Please swap "data-label" for "value-label" in the entries that begin at the line that has "bar [518, 186, 569, 367]" and stop after the line that has "y-tick-label: 60 [80, 216, 102, 238]". Write out only those lines again, with everything else left unchanged.

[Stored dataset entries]
● ● ● ● ● ● ●

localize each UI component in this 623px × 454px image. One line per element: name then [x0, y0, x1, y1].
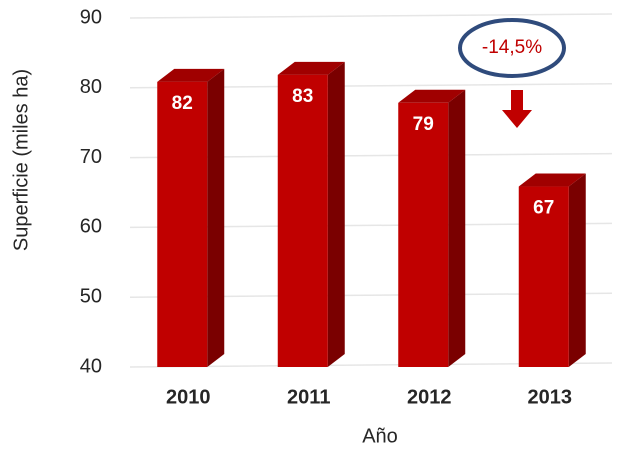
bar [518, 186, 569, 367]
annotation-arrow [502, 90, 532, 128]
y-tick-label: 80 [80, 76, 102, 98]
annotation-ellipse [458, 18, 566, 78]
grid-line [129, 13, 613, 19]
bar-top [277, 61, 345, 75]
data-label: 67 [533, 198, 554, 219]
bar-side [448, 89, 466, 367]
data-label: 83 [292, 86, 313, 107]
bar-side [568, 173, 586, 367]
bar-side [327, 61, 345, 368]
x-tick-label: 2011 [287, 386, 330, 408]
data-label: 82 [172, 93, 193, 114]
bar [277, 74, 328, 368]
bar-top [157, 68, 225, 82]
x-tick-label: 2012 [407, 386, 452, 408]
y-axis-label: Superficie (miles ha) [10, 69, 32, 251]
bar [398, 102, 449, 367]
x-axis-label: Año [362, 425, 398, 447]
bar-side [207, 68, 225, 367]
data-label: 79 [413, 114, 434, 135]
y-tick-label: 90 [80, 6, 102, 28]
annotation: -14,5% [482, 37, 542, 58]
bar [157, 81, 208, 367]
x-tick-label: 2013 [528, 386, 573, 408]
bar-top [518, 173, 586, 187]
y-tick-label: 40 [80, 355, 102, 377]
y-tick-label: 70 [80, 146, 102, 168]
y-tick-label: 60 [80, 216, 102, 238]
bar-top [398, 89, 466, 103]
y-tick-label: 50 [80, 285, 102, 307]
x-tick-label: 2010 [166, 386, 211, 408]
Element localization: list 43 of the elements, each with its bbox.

● ● ● ● ● ● ●

- **Result**
bar [518, 186, 569, 367]
annotation-arrow [502, 90, 532, 128]
y-tick-label: 80 [80, 76, 102, 98]
annotation-ellipse [458, 18, 566, 78]
grid-line [129, 13, 613, 19]
bar-top [277, 61, 345, 75]
value-label: 67 [533, 198, 554, 219]
bar-side [448, 89, 466, 367]
value-label: 83 [292, 86, 313, 107]
bar-side [568, 173, 586, 367]
bar-side [327, 61, 345, 368]
x-tick-label: 2011 [287, 386, 330, 408]
value-label: 82 [172, 93, 193, 114]
bar [277, 74, 328, 368]
bar-top [157, 68, 225, 82]
x-tick-label: 2012 [407, 386, 452, 408]
y-axis-label: Superficie (miles ha) [10, 69, 32, 251]
bar [398, 102, 449, 367]
x-axis-label: Año [362, 425, 398, 447]
bar-side [207, 68, 225, 367]
value-label: 79 [413, 114, 434, 135]
y-tick-label: 90 [80, 6, 102, 28]
annotation: -14,5% [482, 37, 542, 58]
bar [157, 81, 208, 367]
x-tick-label: 2013 [528, 386, 573, 408]
bar-top [518, 173, 586, 187]
y-tick-label: 40 [80, 355, 102, 377]
y-tick-label: 70 [80, 146, 102, 168]
y-tick-label: 60 [80, 216, 102, 238]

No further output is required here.